• WHAT IS EXPECTED: How many lines in this material include the string "solid"? Answer with the number and nothing further.

━━━━━ RECORDS SUPPLIED

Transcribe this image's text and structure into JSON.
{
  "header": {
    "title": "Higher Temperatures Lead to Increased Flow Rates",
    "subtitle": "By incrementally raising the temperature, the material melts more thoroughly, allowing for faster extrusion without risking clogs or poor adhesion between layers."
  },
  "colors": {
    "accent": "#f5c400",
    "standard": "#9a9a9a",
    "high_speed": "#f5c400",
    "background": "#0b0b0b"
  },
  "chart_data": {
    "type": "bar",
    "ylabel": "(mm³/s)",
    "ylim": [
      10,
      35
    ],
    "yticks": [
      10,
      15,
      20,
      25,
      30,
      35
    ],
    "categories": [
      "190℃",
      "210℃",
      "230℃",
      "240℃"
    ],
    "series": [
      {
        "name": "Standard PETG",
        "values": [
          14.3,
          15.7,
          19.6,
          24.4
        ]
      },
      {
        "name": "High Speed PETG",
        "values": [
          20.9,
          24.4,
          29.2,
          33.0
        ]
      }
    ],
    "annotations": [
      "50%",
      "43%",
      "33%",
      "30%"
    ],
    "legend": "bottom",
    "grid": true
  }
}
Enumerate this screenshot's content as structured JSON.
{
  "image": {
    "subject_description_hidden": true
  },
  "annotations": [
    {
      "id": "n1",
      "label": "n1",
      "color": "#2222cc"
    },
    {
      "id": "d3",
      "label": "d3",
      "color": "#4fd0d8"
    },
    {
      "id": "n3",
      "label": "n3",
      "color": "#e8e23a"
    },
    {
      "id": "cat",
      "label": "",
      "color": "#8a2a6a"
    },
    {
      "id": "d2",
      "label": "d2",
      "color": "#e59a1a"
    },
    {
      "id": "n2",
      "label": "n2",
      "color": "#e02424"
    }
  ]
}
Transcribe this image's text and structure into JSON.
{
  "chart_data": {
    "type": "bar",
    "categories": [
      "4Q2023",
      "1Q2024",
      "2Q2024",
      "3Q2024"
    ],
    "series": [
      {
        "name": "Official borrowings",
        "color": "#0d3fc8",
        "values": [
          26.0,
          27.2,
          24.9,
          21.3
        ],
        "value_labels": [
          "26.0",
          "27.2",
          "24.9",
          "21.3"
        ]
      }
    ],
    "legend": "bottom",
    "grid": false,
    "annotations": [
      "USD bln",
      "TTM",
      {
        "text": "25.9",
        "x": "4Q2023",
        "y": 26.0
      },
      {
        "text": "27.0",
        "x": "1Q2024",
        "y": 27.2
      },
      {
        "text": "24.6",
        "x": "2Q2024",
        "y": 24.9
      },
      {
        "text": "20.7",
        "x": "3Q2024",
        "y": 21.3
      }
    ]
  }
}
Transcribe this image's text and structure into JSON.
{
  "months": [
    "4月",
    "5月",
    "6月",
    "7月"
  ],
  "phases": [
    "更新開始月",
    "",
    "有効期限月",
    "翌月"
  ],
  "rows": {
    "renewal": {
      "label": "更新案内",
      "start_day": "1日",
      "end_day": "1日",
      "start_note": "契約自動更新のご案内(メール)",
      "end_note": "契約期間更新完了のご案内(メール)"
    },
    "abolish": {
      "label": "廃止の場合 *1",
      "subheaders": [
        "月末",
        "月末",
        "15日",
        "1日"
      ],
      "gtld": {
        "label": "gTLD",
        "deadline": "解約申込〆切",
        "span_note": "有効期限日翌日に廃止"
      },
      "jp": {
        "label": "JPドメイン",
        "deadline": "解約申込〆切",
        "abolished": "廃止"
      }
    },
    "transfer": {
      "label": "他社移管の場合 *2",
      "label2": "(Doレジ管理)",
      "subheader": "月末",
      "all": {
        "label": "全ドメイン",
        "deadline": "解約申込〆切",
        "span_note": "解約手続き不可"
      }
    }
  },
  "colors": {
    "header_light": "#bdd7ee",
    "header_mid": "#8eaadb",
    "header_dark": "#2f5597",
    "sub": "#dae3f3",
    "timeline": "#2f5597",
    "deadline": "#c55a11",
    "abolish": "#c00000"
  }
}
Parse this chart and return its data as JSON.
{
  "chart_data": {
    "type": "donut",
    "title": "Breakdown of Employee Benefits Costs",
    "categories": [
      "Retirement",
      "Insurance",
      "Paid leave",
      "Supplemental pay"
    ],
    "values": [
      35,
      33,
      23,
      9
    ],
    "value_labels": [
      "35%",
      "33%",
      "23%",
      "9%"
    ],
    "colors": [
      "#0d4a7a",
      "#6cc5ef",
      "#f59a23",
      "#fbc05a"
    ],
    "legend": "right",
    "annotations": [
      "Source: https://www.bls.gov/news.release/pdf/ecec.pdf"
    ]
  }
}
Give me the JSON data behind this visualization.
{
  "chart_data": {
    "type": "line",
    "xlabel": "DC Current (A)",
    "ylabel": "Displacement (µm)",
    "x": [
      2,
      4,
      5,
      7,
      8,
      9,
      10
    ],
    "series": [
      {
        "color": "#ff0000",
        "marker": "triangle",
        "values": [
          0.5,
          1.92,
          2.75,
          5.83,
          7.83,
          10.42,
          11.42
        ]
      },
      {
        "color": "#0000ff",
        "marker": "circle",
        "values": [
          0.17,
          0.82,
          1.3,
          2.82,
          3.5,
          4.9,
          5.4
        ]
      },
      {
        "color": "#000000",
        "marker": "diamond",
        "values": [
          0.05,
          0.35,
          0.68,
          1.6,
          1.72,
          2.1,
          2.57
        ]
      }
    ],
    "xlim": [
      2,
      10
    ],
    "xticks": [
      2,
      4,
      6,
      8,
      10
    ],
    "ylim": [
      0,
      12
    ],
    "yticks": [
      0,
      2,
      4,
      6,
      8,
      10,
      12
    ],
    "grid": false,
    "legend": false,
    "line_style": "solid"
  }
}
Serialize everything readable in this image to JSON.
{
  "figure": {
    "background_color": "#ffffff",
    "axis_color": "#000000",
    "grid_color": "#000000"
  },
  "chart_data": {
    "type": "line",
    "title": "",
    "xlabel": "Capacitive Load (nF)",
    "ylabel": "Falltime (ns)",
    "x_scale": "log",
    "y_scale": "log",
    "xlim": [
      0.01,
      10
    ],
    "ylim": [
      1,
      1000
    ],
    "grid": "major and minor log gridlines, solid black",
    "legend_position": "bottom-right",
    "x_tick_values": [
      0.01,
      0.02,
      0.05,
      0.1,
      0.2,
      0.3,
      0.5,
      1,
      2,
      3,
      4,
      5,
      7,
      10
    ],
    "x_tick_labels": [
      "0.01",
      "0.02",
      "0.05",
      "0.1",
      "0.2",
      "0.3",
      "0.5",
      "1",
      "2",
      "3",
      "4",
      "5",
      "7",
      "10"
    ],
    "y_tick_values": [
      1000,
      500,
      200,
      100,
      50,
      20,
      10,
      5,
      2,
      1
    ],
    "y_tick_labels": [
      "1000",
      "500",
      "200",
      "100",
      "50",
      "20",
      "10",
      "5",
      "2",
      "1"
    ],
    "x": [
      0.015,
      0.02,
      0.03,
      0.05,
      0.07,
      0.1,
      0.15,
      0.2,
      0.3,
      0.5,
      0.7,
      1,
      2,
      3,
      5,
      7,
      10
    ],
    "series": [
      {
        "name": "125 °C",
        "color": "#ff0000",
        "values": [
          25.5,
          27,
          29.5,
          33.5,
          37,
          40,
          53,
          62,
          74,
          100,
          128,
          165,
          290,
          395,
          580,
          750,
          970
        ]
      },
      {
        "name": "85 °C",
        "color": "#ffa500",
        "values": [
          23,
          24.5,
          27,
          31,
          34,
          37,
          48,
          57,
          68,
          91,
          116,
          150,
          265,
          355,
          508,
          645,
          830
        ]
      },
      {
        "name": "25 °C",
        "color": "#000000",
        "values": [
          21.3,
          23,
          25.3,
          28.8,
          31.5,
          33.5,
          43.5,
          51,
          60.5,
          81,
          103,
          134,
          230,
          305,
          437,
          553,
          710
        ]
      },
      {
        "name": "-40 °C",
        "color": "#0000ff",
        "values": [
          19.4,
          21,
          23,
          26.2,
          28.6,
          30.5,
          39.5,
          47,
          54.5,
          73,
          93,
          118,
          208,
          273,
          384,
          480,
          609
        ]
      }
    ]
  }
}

━━━━━━━━━━

• RESULT BELOW: 2